**WORK TO DO**
Gather all lines in the entries that include the word "Covid".

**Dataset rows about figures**
## Start

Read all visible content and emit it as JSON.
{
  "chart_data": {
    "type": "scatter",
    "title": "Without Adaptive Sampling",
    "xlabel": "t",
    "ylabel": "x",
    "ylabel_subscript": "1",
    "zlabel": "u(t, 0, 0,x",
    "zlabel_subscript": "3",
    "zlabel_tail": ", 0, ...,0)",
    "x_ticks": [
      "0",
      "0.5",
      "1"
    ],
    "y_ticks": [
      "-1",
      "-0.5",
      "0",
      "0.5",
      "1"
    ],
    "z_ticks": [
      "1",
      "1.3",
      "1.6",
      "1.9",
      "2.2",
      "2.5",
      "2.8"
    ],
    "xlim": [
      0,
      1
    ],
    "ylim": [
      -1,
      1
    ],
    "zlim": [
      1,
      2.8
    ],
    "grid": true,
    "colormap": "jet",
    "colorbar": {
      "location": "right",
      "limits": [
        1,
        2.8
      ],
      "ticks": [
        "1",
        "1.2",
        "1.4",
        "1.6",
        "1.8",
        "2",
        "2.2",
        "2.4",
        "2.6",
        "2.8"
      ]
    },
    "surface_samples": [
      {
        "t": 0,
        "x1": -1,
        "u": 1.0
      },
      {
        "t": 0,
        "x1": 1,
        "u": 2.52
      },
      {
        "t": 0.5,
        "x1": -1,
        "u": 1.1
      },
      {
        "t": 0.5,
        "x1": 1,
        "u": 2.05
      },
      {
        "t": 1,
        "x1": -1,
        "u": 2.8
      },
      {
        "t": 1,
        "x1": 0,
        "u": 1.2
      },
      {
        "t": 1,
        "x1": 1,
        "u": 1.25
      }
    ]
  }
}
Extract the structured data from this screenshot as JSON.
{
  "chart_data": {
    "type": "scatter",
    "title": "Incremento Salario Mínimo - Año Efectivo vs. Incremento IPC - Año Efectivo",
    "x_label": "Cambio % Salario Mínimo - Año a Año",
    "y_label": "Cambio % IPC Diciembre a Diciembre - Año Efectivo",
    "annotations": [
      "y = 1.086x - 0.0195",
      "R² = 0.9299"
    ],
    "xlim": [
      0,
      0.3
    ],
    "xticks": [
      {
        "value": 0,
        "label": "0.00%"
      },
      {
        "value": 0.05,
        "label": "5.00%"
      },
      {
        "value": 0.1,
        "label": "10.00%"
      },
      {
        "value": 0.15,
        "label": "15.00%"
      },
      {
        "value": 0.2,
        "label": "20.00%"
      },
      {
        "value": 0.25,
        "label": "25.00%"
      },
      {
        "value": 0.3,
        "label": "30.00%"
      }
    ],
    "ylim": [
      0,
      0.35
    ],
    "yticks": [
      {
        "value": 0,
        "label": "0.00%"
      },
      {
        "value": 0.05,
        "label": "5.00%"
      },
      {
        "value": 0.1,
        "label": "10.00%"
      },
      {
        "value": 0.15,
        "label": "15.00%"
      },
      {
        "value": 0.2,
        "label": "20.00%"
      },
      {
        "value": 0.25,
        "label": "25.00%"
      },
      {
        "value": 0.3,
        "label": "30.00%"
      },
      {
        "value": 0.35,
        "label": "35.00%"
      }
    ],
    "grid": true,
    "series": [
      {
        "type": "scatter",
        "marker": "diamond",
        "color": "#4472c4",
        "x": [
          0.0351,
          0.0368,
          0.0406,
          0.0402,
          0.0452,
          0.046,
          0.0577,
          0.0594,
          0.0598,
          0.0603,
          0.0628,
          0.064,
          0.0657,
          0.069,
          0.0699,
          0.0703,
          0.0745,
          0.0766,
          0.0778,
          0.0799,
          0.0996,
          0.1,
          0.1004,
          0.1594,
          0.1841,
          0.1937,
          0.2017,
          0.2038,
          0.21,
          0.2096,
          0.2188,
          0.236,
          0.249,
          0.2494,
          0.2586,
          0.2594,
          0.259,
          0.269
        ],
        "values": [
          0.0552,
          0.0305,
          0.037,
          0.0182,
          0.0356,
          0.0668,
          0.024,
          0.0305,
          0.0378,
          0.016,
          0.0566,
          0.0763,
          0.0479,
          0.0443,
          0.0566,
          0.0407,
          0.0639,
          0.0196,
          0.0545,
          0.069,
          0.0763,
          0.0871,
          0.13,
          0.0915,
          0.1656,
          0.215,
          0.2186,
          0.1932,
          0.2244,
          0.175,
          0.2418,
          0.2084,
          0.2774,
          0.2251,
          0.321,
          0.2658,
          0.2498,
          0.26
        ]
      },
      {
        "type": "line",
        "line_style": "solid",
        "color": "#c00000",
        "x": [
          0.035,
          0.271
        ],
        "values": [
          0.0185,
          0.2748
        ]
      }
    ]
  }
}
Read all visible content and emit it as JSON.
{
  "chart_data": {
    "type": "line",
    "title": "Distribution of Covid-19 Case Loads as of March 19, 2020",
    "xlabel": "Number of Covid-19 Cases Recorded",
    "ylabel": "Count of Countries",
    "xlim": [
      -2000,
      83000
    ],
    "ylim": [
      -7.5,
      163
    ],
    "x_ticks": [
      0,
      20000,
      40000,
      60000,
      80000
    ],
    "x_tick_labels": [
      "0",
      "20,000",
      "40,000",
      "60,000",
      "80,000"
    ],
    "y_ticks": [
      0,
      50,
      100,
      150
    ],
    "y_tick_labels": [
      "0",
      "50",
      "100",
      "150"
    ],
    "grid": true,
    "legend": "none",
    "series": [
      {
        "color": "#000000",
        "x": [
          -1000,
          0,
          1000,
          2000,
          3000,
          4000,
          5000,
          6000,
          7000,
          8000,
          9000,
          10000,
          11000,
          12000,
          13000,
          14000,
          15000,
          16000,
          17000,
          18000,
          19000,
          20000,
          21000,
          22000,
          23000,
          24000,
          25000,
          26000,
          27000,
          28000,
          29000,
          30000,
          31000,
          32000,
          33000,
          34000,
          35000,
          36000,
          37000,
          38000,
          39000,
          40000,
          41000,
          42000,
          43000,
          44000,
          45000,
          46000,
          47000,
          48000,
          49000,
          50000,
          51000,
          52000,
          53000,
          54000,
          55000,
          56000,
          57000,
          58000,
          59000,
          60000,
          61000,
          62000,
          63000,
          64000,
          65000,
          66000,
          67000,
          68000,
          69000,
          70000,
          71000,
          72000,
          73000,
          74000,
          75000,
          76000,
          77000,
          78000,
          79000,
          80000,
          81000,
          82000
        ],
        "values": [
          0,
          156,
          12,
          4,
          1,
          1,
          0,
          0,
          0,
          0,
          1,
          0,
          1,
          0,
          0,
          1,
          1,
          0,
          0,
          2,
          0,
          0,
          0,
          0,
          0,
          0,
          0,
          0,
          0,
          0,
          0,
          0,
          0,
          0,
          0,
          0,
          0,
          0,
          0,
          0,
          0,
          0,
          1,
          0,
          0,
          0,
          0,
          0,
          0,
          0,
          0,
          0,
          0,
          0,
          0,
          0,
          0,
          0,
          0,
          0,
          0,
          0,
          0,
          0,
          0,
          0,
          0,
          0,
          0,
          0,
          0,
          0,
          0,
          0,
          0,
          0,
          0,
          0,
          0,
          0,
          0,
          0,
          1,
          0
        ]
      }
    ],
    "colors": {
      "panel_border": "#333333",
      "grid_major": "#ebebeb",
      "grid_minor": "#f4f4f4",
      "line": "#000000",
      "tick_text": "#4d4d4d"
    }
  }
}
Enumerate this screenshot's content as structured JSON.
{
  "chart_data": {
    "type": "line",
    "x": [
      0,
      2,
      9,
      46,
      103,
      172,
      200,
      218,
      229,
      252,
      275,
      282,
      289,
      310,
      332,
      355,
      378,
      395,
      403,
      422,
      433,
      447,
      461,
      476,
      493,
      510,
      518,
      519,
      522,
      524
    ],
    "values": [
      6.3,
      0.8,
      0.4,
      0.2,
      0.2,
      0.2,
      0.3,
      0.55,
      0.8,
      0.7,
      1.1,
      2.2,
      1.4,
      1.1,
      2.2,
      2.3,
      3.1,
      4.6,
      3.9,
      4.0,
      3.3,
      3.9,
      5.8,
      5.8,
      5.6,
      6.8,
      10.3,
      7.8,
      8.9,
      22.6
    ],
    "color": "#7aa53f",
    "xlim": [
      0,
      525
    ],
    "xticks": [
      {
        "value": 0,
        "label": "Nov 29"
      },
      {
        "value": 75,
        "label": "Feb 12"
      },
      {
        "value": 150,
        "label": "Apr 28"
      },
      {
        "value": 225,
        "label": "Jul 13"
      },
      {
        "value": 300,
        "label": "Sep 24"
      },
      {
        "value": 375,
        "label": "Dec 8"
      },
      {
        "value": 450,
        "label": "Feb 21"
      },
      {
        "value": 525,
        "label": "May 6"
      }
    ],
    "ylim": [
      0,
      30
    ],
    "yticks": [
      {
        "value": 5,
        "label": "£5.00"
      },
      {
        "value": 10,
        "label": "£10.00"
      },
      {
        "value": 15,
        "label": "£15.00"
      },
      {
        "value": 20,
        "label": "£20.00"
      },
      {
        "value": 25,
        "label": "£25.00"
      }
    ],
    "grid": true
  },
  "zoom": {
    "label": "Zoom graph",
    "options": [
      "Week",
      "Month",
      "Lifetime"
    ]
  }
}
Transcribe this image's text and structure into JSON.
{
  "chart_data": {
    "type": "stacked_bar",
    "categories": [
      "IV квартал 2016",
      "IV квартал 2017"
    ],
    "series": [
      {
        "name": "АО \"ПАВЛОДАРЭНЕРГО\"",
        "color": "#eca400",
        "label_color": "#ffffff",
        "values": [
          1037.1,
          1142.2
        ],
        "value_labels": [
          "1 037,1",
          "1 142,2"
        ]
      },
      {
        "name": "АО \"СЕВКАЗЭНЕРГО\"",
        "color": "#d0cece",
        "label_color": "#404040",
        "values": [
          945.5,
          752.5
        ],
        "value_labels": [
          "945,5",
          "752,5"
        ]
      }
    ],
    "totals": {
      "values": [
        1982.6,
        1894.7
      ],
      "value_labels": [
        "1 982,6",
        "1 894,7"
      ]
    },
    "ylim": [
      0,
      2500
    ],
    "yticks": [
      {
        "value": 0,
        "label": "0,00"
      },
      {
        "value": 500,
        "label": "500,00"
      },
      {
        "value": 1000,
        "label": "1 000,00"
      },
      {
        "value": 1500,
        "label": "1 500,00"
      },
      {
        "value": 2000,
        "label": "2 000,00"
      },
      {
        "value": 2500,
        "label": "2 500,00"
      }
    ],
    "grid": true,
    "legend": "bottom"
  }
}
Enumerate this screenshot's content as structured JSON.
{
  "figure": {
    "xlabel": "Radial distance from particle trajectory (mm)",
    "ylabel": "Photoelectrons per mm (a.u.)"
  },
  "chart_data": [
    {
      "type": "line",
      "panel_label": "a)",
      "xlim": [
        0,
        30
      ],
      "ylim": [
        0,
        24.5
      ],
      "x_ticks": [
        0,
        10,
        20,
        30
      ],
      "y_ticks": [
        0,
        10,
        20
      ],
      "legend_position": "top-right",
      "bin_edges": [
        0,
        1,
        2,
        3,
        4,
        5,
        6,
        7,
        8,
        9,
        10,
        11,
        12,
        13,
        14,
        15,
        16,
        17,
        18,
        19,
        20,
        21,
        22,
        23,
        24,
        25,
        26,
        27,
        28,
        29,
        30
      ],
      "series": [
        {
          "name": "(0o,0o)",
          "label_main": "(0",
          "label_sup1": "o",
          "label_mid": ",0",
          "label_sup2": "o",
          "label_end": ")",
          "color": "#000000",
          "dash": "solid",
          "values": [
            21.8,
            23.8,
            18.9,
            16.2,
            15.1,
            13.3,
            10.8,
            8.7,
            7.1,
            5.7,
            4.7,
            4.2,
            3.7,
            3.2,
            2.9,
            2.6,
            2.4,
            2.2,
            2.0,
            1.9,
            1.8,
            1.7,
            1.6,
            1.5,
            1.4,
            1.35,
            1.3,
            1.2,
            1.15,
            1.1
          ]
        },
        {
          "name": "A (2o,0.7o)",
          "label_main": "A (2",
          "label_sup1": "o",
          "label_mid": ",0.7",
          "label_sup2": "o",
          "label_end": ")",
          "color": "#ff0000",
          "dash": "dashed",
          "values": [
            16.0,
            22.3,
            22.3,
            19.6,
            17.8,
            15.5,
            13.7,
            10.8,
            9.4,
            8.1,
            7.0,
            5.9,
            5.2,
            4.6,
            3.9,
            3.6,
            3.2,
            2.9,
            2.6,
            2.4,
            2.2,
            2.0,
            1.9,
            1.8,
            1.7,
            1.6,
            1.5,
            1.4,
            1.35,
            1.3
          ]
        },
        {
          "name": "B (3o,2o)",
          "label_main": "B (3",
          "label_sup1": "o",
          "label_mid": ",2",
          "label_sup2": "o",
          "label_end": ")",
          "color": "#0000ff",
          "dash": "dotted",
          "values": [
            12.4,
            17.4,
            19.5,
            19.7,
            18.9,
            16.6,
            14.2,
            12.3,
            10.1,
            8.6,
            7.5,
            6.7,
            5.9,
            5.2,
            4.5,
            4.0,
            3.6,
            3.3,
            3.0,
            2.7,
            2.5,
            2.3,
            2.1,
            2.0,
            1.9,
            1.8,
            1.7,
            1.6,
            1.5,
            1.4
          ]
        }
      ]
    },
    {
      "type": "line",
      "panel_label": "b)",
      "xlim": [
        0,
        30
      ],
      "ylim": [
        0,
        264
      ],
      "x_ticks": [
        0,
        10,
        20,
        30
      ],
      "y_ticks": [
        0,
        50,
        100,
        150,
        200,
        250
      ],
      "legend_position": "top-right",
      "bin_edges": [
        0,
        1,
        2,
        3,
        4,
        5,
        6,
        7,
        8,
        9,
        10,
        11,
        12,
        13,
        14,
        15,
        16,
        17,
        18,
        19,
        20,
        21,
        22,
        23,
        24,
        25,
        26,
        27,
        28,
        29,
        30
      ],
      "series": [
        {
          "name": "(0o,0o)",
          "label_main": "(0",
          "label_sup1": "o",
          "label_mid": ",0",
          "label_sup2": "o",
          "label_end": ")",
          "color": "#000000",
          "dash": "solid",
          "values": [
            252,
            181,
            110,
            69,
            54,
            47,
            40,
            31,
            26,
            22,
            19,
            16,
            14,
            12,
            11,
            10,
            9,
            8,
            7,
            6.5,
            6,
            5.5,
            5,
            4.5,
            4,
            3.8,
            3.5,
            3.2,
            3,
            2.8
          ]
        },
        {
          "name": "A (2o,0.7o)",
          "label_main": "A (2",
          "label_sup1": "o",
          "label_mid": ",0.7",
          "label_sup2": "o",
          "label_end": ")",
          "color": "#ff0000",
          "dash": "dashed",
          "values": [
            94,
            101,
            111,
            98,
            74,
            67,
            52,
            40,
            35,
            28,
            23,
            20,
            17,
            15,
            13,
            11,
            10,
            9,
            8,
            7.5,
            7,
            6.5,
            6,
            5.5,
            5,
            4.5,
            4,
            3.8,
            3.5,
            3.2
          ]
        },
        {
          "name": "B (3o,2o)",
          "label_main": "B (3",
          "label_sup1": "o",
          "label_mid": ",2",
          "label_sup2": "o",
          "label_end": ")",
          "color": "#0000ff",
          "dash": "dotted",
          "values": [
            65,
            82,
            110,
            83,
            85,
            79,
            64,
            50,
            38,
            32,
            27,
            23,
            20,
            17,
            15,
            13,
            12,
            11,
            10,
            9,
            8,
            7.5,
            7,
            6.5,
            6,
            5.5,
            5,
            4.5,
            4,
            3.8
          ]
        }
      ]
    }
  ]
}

## End

**OUTPUT OF THE TASK**
    "title": "Distribution of Covid-19 Case Loads as of March 19, 2020",
    "xlabel": "Number of Covid-19 Cases Recorded",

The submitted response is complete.